Dataset items:
□ □ □ □

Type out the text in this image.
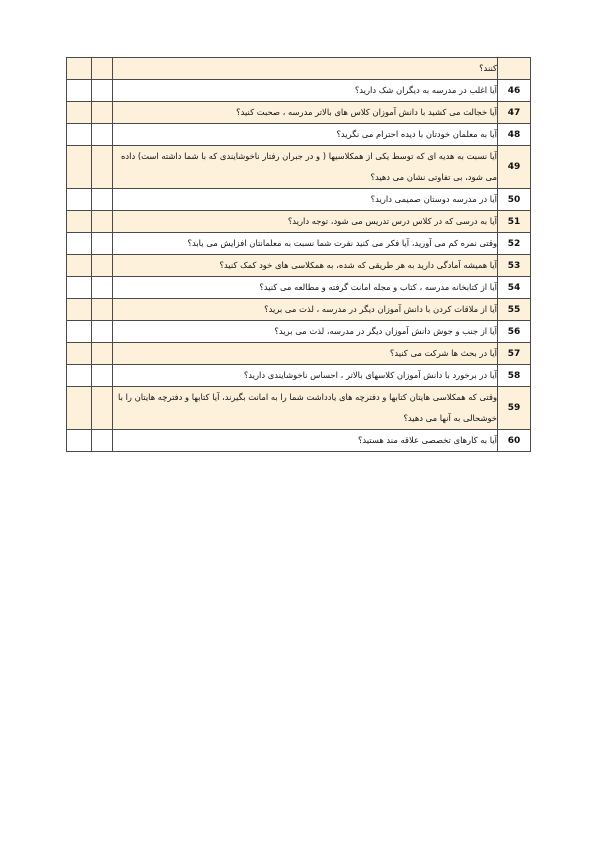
		کنند؟	
		آیا اغلب در مدرسه به دیگران شک دارید؟	46
		آیا خجالت می کشید با دانش آموزان کلاس های بالاتر مدرسه ، صحبت کنید؟	47
		آیا به معلمان خودتان با دیده احترام می نگرید؟	48
		آیا نسبت به هدیه ای که توسط یکی از همکلاسیها ( و در جبران رفتار ناخوشایندی که با شما داشته است) داده می شود، بی تفاوتی نشان می دهید؟	49
		آیا در مدرسه دوستان صمیمی دارید؟	50
		آیا به درسی که در کلاس درس تدریس می شود، توجه دارید؟	51
		وقتی نمره کم می آورید، آیا فکر می کنید نفرت شما نسبت به معلمانتان افزایش می یابد؟	52
		آیا همیشه آمادگی دارید به هر طریقی که شده، به همکلاسی های خود کمک کنید؟	53
		آیا از کتابخانه مدرسه ، کتاب و مجله امانت گرفته و مطالعه می کنید؟	54
		آیا از ملاقات کردن با دانش آموزان دیگر در مدرسه ، لذت می برید؟	55
		آیا از جنب و جوش دانش آموزان دیگر در مدرسه، لذت می برید؟	56
		آیا در بحث ها شرکت می کنید؟	57
		آیا در برخورد با دانش آموزان کلاسهای بالاتر ، احساس ناخوشایندی دارید؟	58
		وقتی که همکلاسی هایتان کتابها و دفترچه های یادداشت شما را به امانت بگیرند، آیا کتابها و دفترچه هایتان را با خوشحالی به آنها می دهید؟	59
		آیا به کارهای تخصصی علاقه مند هستید؟	60
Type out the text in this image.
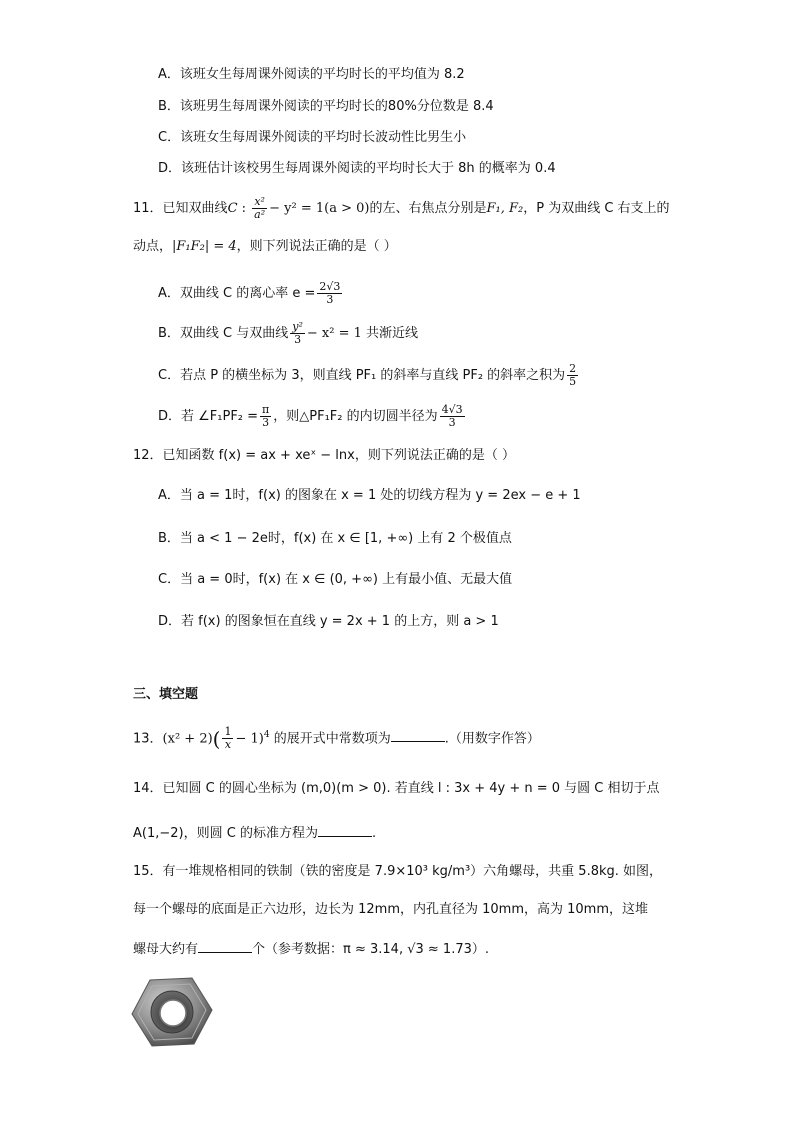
A．该班女生每周课外阅读的平均时长的平均值为 8.2
B．该班男生每周课外阅读的平均时长的80%分位数是 8.4
C．该班女生每周课外阅读的平均时长波动性比男生小
D．该班估计该校男生每周课外阅读的平均时长大于 8h 的概率为 0.4
11．已知双曲线C : $\frac{\text{x²}}{\text{a²}} - y^2 = 1(a > 0)$的左、右焦点分别是F₁, F₂，P 为双曲线 C 右支上的
动点，|F₁F₂| = 4，则下列说法正确的是（ ）
A．双曲线 C 的离心率 $e = \frac{2√3}{3}$
B．双曲线 C 与双曲线 $\frac{\text{y²}}{3} - x^2 = 1$ 共渐近线
C．若点 P 的横坐标为 3，则直线 PF₁ 的斜率与直线 PF₂ 的斜率之积为 $\frac{2}{5}$
D．若 ∠F₁PF₂ = $\frac{\pi}{3}$ ，则△PF₁F₂ 的内切圆半径为 $\frac{4√3}{3}$
12．已知函数 f(x) = ax + xeˣ − lnx，则下列说法正确的是（ ）
A．当 a = 1时，f(x) 的图象在 x = 1 处的切线方程为 y = 2ex − e + 1
B．当 a < 1 − 2e时，f(x) 在 x ∈ [1, +∞) 上有 2 个极值点
C．当 a = 0时，f(x) 在 x ∈ (0, +∞) 上有最小值、无最大值
D．若 f(x) 的图象恒在直线 y = 2x + 1 的上方，则 a > 1
三、填空题
13．$(x^2 + 2)( \frac{1}{x} - 1)^4$ 的展开式中常数项为	.（用数字作答）
14．已知圆 C 的圆心坐标为 (m,0)(m > 0). 若直线 l : 3x + 4y + n = 0 与圆 C 相切于点
A(1,−2)，则圆 C 的标准方程为	.
15．有一堆规格相同的铁制（铁的密度是 7.9×10³ kg/m³）六角螺母，共重 5.8kg. 如图，
每一个螺母的底面是正六边形，边长为 12mm，内孔直径为 10mm，高为 10mm，这堆
螺母大约有	个（参考数据：π ≈ 3.14, √3 ≈ 1.73）.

□ □ □ □

_What is expected_
Return the whole listing, word for word, and leave out every picture.

_Completed task_
Type out the text in this image.
		کنند؟	
		آیا اغلب در مدرسه به دیگران شک دارید؟	46
		آیا خجالت می کشید با دانش آموزان کلاس های بالاتر مدرسه ، صحبت کنید؟	47
		آیا به معلمان خودتان با دیده احترام می نگرید؟	48
		آیا نسبت به هدیه ای که توسط یکی از همکلاسیها ( و در جبران رفتار ناخوشایندی که با شما داشته است) داده می شود، بی تفاوتی نشان می دهید؟	49
		آیا در مدرسه دوستان صمیمی دارید؟	50
		آیا به درسی که در کلاس درس تدریس می شود، توجه دارید؟	51
		وقتی نمره کم می آورید، آیا فکر می کنید نفرت شما نسبت به معلمانتان افزایش می یابد؟	52
		آیا همیشه آمادگی دارید به هر طریقی که شده، به همکلاسی های خود کمک کنید؟	53
		آیا از کتابخانه مدرسه ، کتاب و مجله امانت گرفته و مطالعه می کنید؟	54
		آیا از ملاقات کردن با دانش آموزان دیگر در مدرسه ، لذت می برید؟	55
		آیا از جنب و جوش دانش آموزان دیگر در مدرسه، لذت می برید؟	56
		آیا در بحث ها شرکت می کنید؟	57
		آیا در برخورد با دانش آموزان کلاسهای بالاتر ، احساس ناخوشایندی دارید؟	58
		وقتی که همکلاسی هایتان کتابها و دفترچه های یادداشت شما را به امانت بگیرند، آیا کتابها و دفترچه هایتان را با خوشحالی به آنها می دهید؟	59
		آیا به کارهای تخصصی علاقه مند هستید؟	60
Type out the text in this image.
A．该班女生每周课外阅读的平均时长的平均值为 8.2
B．该班男生每周课外阅读的平均时长的80%分位数是 8.4
C．该班女生每周课外阅读的平均时长波动性比男生小
D．该班估计该校男生每周课外阅读的平均时长大于 8h 的概率为 0.4
11．已知双曲线C : $\frac{\text{x²}}{\text{a²}} - y^2 = 1(a > 0)$的左、右焦点分别是F₁, F₂，P 为双曲线 C 右支上的
动点，|F₁F₂| = 4，则下列说法正确的是（ ）
A．双曲线 C 的离心率 $e = \frac{2√3}{3}$
B．双曲线 C 与双曲线 $\frac{\text{y²}}{3} - x^2 = 1$ 共渐近线
C．若点 P 的横坐标为 3，则直线 PF₁ 的斜率与直线 PF₂ 的斜率之积为 $\frac{2}{5}$
D．若 ∠F₁PF₂ = $\frac{\pi}{3}$ ，则△PF₁F₂ 的内切圆半径为 $\frac{4√3}{3}$
12．已知函数 f(x) = ax + xeˣ − lnx，则下列说法正确的是（ ）
A．当 a = 1时，f(x) 的图象在 x = 1 处的切线方程为 y = 2ex − e + 1
B．当 a < 1 − 2e时，f(x) 在 x ∈ [1, +∞) 上有 2 个极值点
C．当 a = 0时，f(x) 在 x ∈ (0, +∞) 上有最小值、无最大值
D．若 f(x) 的图象恒在直线 y = 2x + 1 的上方，则 a > 1
三、填空题
13．$(x^2 + 2)( \frac{1}{x} - 1)^4$ 的展开式中常数项为	.（用数字作答）
14．已知圆 C 的圆心坐标为 (m,0)(m > 0). 若直线 l : 3x + 4y + n = 0 与圆 C 相切于点
A(1,−2)，则圆 C 的标准方程为	.
15．有一堆规格相同的铁制（铁的密度是 7.9×10³ kg/m³）六角螺母，共重 5.8kg. 如图，
每一个螺母的底面是正六边形，边长为 12mm，内孔直径为 10mm，高为 10mm，这堆
螺母大约有	个（参考数据：π ≈ 3.14, √3 ≈ 1.73）.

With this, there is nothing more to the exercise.